## Start Data for this exercise
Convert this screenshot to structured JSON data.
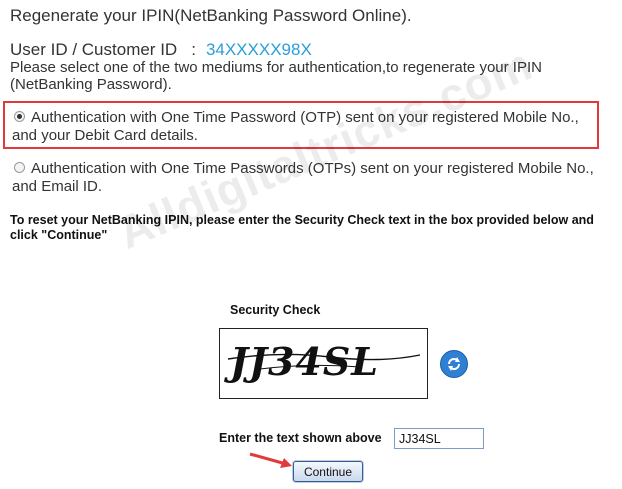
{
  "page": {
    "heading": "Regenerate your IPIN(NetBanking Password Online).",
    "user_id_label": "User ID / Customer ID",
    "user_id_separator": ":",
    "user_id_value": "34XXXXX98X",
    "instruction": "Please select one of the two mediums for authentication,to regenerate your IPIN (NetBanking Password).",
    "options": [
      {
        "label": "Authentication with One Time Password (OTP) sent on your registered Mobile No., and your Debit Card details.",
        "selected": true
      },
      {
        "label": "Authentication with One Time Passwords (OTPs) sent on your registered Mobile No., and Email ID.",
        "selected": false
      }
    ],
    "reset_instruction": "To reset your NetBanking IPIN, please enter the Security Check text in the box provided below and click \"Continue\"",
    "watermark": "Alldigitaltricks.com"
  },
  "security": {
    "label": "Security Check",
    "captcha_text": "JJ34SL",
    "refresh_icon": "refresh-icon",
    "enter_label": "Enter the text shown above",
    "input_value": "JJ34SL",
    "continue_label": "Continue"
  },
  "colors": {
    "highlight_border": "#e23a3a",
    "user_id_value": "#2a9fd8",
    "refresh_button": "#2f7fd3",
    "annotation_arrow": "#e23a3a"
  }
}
## End Data for this exercise
- **What you have to do**
Extract every line containing the string "Check" from the material.

- **Solution for this exercise**
    "reset_instruction": "To reset your NetBanking IPIN, please enter the Security Check text in the box provided below and click \"Continue\"",
    "label": "Security Check",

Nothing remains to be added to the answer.